Job: Repeat precisely, and only, the lines between the line containing "Output a JSON object describing the text" and the end of the listing below, both ends included.

[Stored entries]
'''

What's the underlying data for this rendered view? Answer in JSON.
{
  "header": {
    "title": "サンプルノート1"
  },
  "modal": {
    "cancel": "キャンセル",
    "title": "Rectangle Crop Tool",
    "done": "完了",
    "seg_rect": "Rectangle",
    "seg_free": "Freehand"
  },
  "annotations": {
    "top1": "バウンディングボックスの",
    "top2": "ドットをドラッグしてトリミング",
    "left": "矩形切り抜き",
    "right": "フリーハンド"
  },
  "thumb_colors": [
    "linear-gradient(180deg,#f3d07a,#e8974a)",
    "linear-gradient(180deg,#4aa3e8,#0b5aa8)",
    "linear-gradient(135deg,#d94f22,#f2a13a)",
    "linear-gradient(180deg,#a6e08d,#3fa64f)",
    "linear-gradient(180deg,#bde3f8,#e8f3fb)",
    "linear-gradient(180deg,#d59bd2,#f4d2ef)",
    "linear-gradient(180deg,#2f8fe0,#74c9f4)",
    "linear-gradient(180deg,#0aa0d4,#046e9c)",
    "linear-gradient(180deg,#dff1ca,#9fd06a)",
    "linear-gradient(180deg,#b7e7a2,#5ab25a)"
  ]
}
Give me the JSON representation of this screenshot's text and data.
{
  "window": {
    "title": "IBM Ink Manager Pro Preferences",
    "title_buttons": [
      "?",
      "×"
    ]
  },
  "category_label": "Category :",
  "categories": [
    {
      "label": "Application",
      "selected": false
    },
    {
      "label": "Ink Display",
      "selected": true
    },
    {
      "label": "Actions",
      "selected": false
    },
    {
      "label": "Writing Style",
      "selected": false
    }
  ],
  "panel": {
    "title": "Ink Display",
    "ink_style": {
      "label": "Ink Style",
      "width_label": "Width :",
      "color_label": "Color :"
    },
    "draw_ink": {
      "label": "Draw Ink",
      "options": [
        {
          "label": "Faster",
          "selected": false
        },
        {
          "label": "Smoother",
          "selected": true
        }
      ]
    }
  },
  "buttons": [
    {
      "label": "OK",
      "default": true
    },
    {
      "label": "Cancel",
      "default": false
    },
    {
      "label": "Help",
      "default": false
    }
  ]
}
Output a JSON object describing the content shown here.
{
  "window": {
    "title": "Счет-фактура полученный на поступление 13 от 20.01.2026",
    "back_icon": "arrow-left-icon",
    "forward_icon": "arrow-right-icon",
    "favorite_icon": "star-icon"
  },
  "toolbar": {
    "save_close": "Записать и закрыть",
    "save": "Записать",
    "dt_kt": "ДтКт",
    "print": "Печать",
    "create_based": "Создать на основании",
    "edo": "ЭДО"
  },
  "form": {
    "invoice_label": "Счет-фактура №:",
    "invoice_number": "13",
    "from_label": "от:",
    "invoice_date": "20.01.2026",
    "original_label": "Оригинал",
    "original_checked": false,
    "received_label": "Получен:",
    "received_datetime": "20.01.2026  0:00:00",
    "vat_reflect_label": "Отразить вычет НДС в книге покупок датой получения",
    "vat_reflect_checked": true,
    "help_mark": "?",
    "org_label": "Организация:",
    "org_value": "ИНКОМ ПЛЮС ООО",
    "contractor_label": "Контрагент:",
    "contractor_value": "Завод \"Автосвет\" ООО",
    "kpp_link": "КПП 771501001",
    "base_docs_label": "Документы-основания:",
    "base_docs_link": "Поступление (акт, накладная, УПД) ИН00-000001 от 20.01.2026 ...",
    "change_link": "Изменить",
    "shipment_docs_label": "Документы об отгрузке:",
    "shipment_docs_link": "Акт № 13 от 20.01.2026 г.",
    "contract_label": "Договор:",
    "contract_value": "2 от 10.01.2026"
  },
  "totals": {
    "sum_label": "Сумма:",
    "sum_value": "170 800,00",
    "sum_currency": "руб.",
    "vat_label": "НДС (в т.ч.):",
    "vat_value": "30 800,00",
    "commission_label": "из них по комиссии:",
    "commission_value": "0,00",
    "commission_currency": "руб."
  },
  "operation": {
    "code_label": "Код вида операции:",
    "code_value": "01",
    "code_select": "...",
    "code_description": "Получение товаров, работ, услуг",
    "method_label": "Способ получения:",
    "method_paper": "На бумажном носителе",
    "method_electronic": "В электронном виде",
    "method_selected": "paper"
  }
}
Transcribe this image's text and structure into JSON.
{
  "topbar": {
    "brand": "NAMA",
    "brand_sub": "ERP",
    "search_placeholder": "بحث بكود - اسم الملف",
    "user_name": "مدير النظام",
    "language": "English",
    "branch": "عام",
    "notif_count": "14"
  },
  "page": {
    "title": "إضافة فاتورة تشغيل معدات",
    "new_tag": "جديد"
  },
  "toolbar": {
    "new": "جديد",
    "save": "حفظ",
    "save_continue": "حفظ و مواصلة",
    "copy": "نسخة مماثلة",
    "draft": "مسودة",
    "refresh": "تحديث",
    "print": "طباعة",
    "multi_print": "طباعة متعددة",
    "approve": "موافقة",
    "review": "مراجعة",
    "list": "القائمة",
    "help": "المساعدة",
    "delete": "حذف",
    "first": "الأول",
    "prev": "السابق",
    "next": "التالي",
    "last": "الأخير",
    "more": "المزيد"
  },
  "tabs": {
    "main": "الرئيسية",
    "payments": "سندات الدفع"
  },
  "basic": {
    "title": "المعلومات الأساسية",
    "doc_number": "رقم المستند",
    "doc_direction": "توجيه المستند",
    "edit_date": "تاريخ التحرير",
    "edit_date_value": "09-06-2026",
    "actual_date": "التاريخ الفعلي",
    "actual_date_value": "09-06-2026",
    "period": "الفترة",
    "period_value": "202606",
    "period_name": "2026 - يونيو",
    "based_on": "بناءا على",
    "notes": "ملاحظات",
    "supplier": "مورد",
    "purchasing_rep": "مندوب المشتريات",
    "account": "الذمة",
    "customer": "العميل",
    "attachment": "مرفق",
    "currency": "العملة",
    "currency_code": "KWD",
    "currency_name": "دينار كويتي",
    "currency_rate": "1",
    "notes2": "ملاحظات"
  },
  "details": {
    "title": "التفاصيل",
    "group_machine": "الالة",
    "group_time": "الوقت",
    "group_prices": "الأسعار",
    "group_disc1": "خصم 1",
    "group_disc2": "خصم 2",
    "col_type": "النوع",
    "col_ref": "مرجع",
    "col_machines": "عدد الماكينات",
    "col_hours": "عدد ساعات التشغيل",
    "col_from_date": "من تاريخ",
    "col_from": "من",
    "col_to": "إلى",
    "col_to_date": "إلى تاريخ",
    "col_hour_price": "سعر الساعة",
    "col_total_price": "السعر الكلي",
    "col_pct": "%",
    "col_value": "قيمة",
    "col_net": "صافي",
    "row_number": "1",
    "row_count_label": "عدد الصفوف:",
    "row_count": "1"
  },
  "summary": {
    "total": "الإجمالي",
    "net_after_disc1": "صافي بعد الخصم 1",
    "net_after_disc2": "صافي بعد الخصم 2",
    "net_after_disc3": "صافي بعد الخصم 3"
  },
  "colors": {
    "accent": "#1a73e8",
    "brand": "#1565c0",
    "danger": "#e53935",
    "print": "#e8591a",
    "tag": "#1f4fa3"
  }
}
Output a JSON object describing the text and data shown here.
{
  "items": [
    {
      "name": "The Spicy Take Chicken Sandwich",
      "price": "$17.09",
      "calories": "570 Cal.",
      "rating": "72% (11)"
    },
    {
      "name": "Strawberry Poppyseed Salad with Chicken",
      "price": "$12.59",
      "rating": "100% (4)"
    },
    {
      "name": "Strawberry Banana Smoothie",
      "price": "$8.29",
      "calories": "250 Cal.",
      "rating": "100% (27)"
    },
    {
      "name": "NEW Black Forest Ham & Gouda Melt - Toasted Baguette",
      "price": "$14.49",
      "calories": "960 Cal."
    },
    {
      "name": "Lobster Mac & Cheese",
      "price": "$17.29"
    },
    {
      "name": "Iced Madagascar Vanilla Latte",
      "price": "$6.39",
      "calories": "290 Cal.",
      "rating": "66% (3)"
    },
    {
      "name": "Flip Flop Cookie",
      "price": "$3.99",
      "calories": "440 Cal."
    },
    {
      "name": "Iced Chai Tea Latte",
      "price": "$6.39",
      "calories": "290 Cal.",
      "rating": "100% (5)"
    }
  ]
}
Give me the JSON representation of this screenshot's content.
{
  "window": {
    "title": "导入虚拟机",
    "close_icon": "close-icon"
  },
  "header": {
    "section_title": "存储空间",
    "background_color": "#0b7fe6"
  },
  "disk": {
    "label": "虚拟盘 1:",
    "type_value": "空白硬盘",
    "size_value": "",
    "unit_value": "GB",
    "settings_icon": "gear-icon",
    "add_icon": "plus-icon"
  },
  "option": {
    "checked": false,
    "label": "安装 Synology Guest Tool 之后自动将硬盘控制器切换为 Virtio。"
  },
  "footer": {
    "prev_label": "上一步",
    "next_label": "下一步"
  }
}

'''

Solution:
Output a JSON object describing the text and data shown here.
{
  "items": [
    {
      "name": "The Spicy Take Chicken Sandwich",
      "price": "$17.09",
      "calories": "570 Cal.",
      "rating": "72% (11)"
    },
    {
      "name": "Strawberry Poppyseed Salad with Chicken",
      "price": "$12.59",
      "rating": "100% (4)"
    },
    {
      "name": "Strawberry Banana Smoothie",
      "price": "$8.29",
      "calories": "250 Cal.",
      "rating": "100% (27)"
    },
    {
      "name": "NEW Black Forest Ham & Gouda Melt - Toasted Baguette",
      "price": "$14.49",
      "calories": "960 Cal."
    },
    {
      "name": "Lobster Mac & Cheese",
      "price": "$17.29"
    },
    {
      "name": "Iced Madagascar Vanilla Latte",
      "price": "$6.39",
      "calories": "290 Cal.",
      "rating": "66% (3)"
    },
    {
      "name": "Flip Flop Cookie",
      "price": "$3.99",
      "calories": "440 Cal."
    },
    {
      "name": "Iced Chai Tea Latte",
      "price": "$6.39",
      "calories": "290 Cal.",
      "rating": "100% (5)"
    }
  ]
}
Give me the JSON representation of this screenshot's content.
{
  "window": {
    "title": "导入虚拟机",
    "close_icon": "close-icon"
  },
  "header": {
    "section_title": "存储空间",
    "background_color": "#0b7fe6"
  },
  "disk": {
    "label": "虚拟盘 1:",
    "type_value": "空白硬盘",
    "size_value": "",
    "unit_value": "GB",
    "settings_icon": "gear-icon",
    "add_icon": "plus-icon"
  },
  "option": {
    "checked": false,
    "label": "安装 Synology Guest Tool 之后自动将硬盘控制器切换为 Virtio。"
  },
  "footer": {
    "prev_label": "上一步",
    "next_label": "下一步"
  }
}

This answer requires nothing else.